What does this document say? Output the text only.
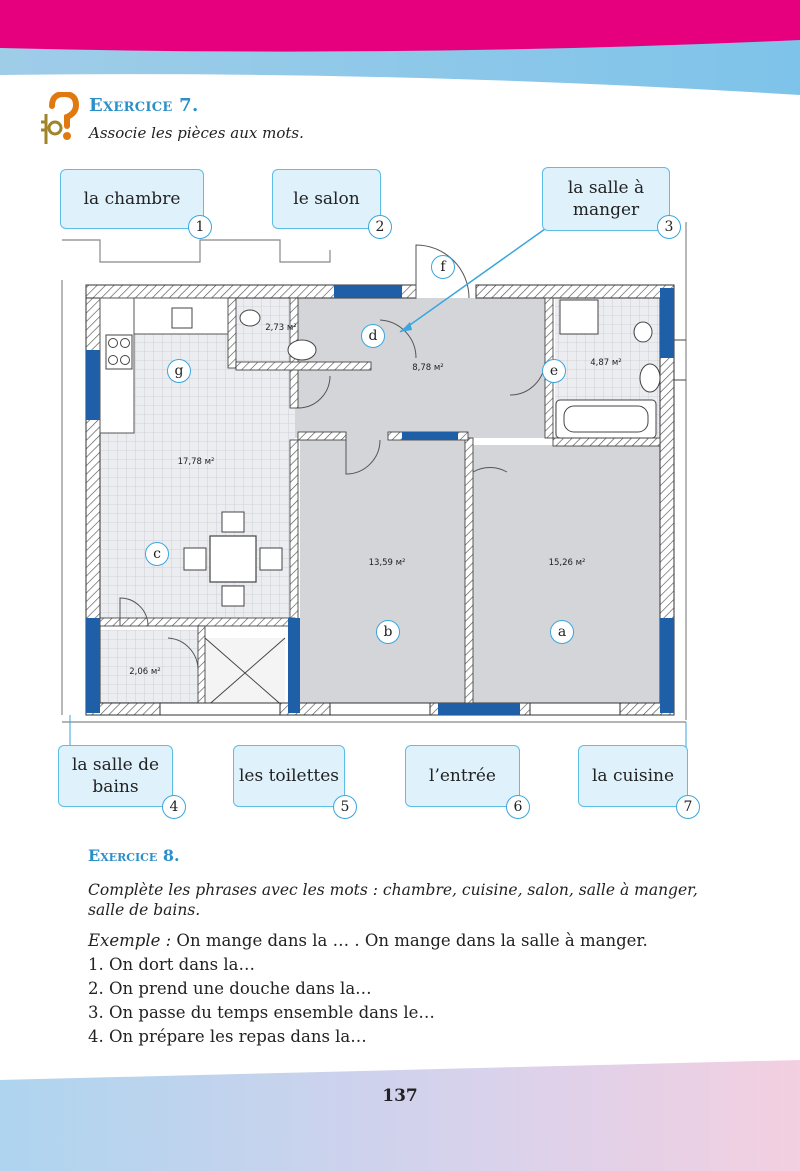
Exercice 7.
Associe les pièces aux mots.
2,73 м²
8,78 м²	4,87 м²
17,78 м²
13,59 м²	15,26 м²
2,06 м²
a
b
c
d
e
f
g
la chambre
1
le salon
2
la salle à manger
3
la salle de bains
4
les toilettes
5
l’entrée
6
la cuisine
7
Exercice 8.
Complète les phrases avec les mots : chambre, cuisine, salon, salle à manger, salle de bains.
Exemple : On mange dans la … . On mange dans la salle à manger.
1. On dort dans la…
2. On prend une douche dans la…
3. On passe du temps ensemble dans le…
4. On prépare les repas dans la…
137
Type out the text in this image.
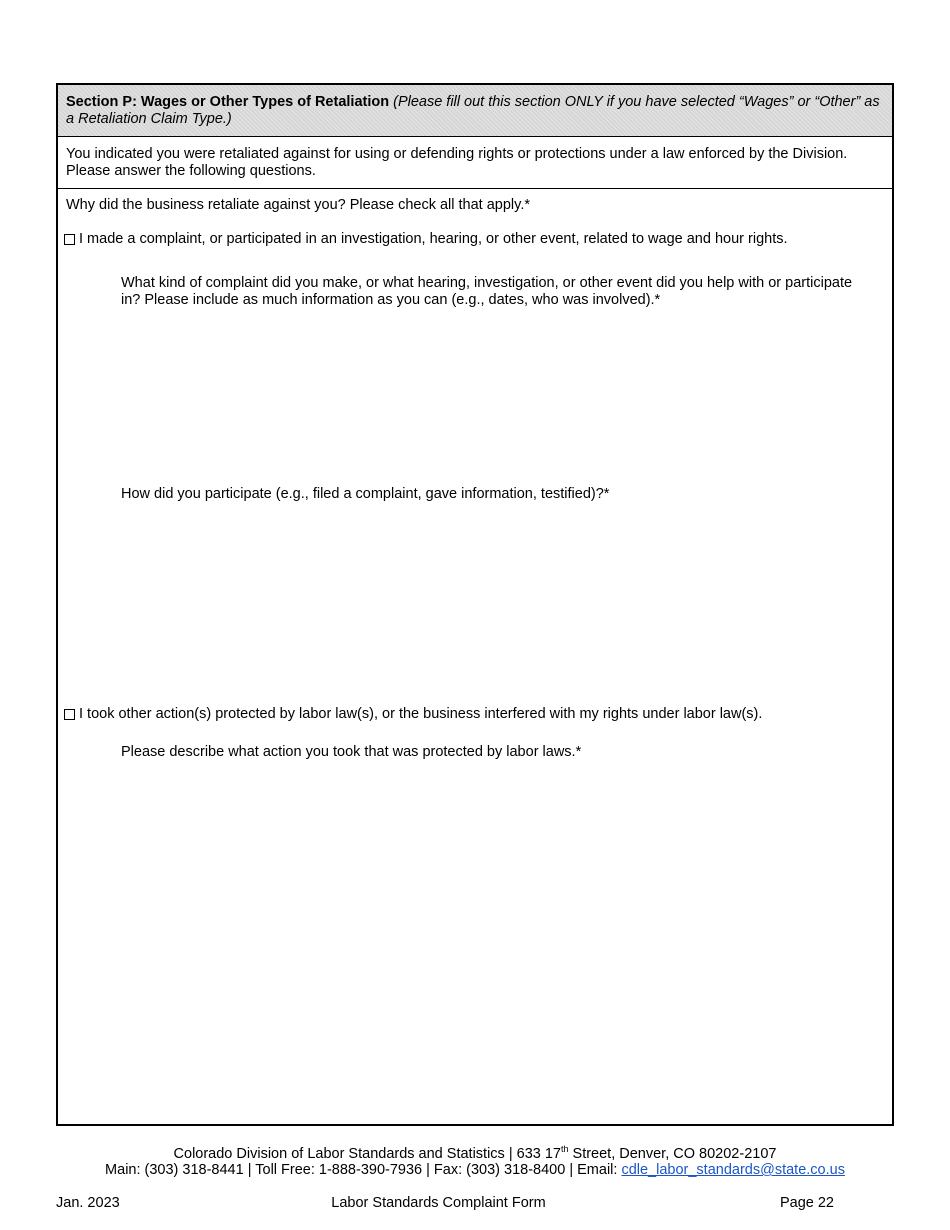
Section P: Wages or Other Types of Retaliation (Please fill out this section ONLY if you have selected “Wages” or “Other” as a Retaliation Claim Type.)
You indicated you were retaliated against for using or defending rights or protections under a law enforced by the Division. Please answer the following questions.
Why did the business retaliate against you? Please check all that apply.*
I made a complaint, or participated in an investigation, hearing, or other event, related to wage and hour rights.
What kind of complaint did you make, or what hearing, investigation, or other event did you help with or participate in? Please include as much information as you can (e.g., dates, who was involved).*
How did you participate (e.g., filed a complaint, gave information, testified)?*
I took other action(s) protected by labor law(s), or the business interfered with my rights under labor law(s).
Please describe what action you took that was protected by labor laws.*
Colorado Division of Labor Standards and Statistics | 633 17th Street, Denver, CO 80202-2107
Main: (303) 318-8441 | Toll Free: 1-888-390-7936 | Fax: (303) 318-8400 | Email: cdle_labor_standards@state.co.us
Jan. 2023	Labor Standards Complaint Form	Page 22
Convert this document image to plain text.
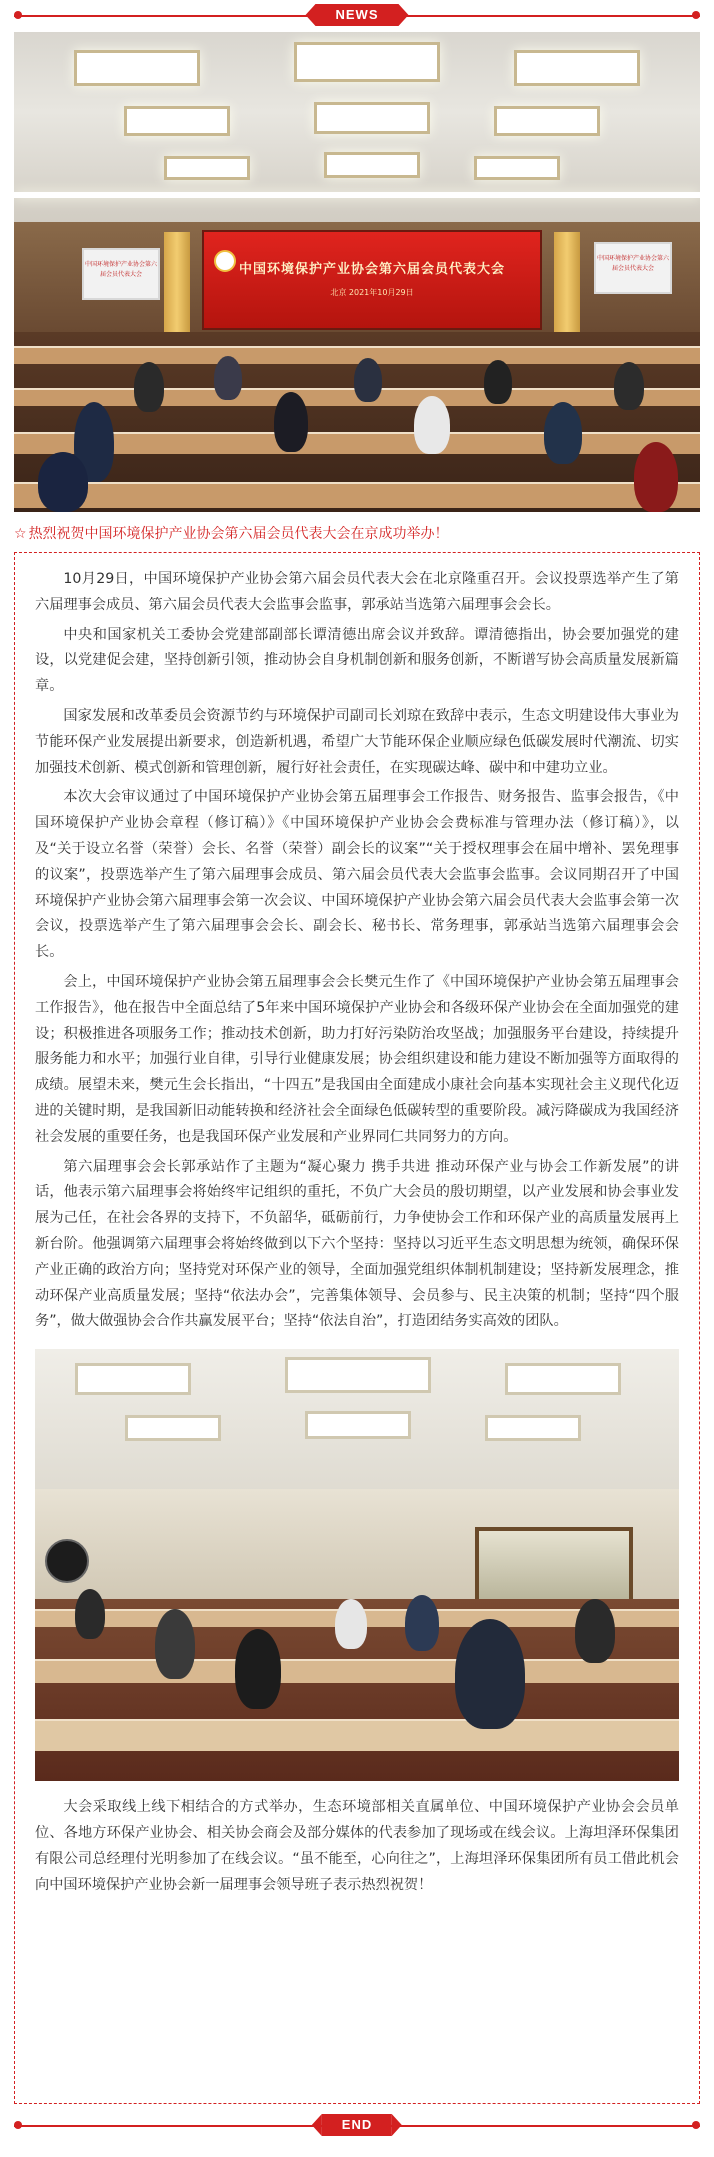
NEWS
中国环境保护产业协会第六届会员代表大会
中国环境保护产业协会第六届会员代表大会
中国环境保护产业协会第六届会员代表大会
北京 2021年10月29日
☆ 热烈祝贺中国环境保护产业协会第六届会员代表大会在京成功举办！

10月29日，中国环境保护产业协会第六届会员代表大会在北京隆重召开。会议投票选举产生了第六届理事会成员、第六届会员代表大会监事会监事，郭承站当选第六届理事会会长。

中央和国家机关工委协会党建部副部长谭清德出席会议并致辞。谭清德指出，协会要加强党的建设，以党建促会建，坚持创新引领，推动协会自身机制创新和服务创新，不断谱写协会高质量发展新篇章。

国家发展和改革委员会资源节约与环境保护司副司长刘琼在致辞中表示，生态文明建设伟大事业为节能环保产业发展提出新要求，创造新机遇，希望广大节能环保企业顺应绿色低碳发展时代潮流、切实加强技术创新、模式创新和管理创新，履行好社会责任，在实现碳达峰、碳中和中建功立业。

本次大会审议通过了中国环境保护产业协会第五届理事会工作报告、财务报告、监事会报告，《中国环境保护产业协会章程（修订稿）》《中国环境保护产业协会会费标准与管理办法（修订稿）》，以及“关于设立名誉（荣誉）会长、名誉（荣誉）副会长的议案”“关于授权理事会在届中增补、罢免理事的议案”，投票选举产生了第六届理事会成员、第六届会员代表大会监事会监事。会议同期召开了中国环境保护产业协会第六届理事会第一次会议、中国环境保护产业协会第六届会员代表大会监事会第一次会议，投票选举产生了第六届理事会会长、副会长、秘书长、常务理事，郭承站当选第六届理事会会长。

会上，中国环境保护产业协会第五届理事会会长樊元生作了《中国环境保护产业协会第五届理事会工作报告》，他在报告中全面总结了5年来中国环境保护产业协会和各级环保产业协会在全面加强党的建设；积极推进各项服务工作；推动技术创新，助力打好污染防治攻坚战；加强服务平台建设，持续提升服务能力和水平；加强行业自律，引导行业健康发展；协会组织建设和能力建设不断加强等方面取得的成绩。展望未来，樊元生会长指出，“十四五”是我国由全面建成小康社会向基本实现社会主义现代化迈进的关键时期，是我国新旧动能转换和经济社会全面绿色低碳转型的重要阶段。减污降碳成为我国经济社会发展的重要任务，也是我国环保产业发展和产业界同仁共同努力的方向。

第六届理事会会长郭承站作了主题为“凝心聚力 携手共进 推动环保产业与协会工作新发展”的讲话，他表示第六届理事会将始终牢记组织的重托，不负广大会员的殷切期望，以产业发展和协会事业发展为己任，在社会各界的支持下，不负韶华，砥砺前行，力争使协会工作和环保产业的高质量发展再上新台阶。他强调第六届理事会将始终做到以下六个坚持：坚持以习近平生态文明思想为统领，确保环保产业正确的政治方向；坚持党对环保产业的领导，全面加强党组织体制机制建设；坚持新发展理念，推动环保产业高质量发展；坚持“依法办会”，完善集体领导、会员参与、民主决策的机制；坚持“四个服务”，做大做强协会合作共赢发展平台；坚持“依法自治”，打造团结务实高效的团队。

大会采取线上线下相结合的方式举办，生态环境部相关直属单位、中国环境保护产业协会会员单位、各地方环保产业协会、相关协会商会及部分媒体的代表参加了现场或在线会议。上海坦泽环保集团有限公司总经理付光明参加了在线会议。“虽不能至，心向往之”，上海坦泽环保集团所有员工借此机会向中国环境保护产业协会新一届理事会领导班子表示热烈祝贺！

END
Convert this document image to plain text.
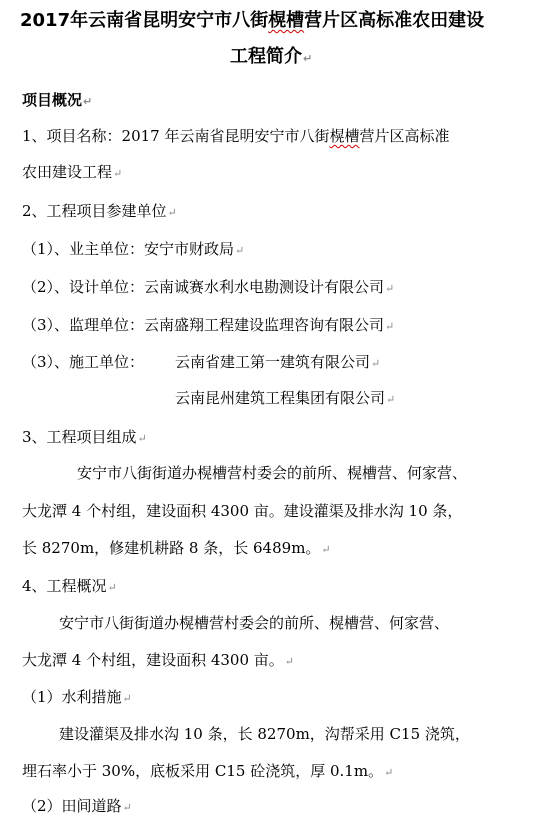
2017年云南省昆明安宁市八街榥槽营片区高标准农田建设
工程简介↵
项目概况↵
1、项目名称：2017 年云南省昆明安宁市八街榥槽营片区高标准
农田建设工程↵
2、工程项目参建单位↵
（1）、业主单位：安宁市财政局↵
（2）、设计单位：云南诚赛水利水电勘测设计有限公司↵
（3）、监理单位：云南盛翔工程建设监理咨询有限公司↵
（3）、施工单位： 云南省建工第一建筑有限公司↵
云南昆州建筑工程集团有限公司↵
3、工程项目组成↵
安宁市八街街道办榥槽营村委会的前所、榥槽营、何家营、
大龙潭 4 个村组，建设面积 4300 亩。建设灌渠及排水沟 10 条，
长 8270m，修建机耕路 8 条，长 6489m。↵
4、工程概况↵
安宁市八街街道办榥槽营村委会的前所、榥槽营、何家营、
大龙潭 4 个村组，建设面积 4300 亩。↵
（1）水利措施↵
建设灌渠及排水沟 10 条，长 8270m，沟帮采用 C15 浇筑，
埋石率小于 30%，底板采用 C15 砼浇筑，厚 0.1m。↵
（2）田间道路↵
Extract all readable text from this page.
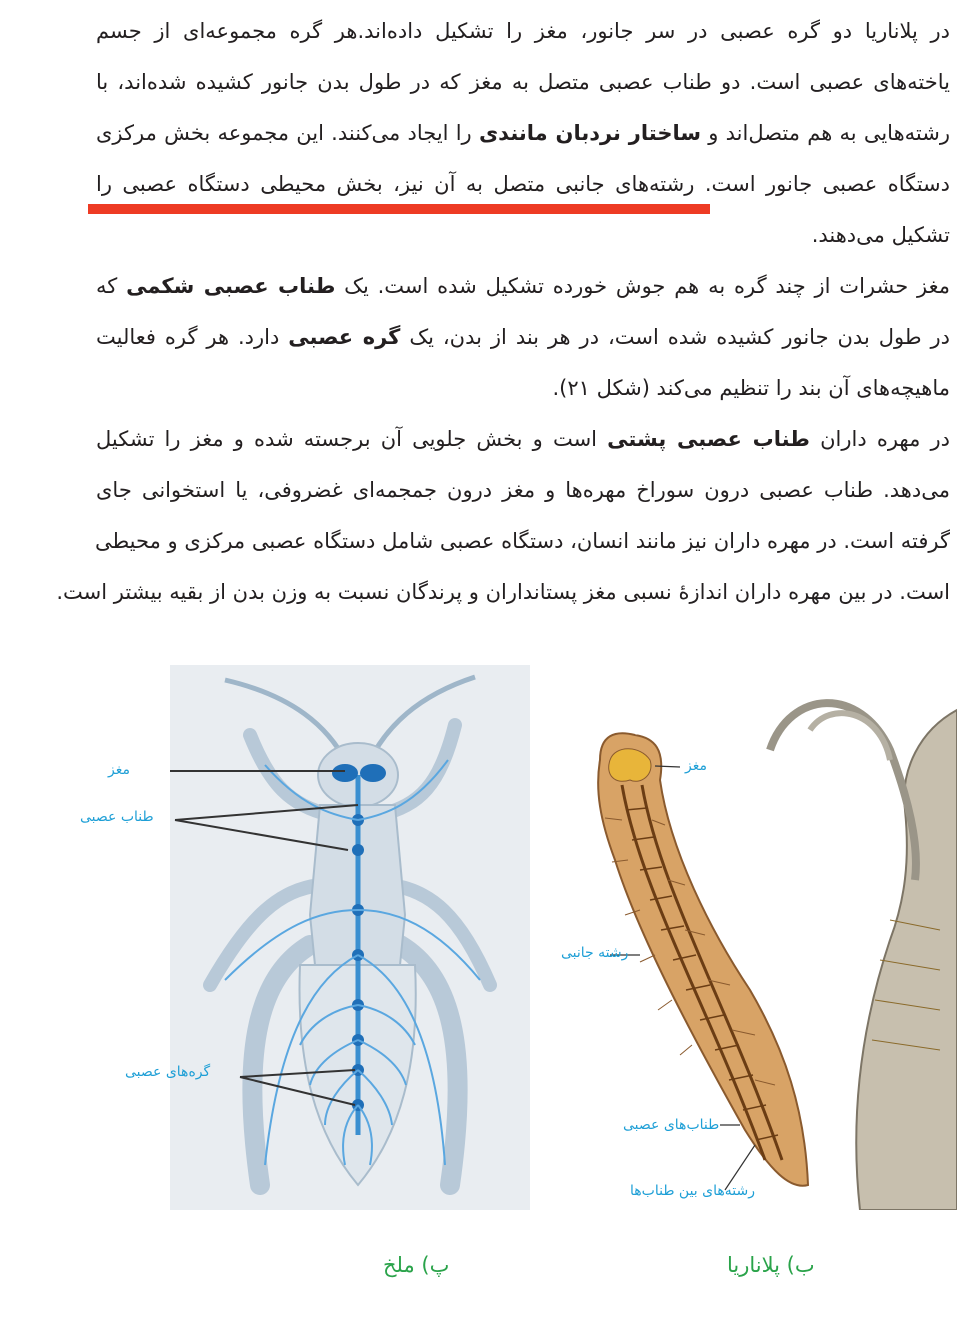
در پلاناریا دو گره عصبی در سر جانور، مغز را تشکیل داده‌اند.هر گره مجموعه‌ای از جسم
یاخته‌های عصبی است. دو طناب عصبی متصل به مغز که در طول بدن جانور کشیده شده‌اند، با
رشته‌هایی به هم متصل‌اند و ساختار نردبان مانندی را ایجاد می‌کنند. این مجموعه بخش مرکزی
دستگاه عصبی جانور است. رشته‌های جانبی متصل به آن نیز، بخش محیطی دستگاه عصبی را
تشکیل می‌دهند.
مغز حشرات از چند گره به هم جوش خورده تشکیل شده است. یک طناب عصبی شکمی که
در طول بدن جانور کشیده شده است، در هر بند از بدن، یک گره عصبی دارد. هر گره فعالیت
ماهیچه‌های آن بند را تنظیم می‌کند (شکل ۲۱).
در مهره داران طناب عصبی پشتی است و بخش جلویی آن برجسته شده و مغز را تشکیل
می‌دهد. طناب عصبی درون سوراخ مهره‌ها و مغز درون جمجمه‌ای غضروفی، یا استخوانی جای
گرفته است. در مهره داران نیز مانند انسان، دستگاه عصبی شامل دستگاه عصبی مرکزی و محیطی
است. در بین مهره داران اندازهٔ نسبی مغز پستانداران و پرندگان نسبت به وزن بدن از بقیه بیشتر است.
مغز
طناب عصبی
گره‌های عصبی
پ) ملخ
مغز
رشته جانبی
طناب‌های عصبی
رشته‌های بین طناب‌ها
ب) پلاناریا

◆ Exercise
Return each full line of the entries that contains the word "طناب".

◆ Written answer
یاخته‌های عصبی است. دو طناب عصبی متصل به مغز که در طول بدن جانور کشیده شده‌اند، با
مغز حشرات از چند گره به هم جوش خورده تشکیل شده است. یک طناب عصبی شکمی که
در مهره داران طناب عصبی پشتی است و بخش جلویی آن برجسته شده و مغز را تشکیل
می‌دهد. طناب عصبی درون سوراخ مهره‌ها و مغز درون جمجمه‌ای غضروفی، یا استخوانی جای
طناب عصبی
طناب‌های عصبی
رشته‌های بین طناب‌ها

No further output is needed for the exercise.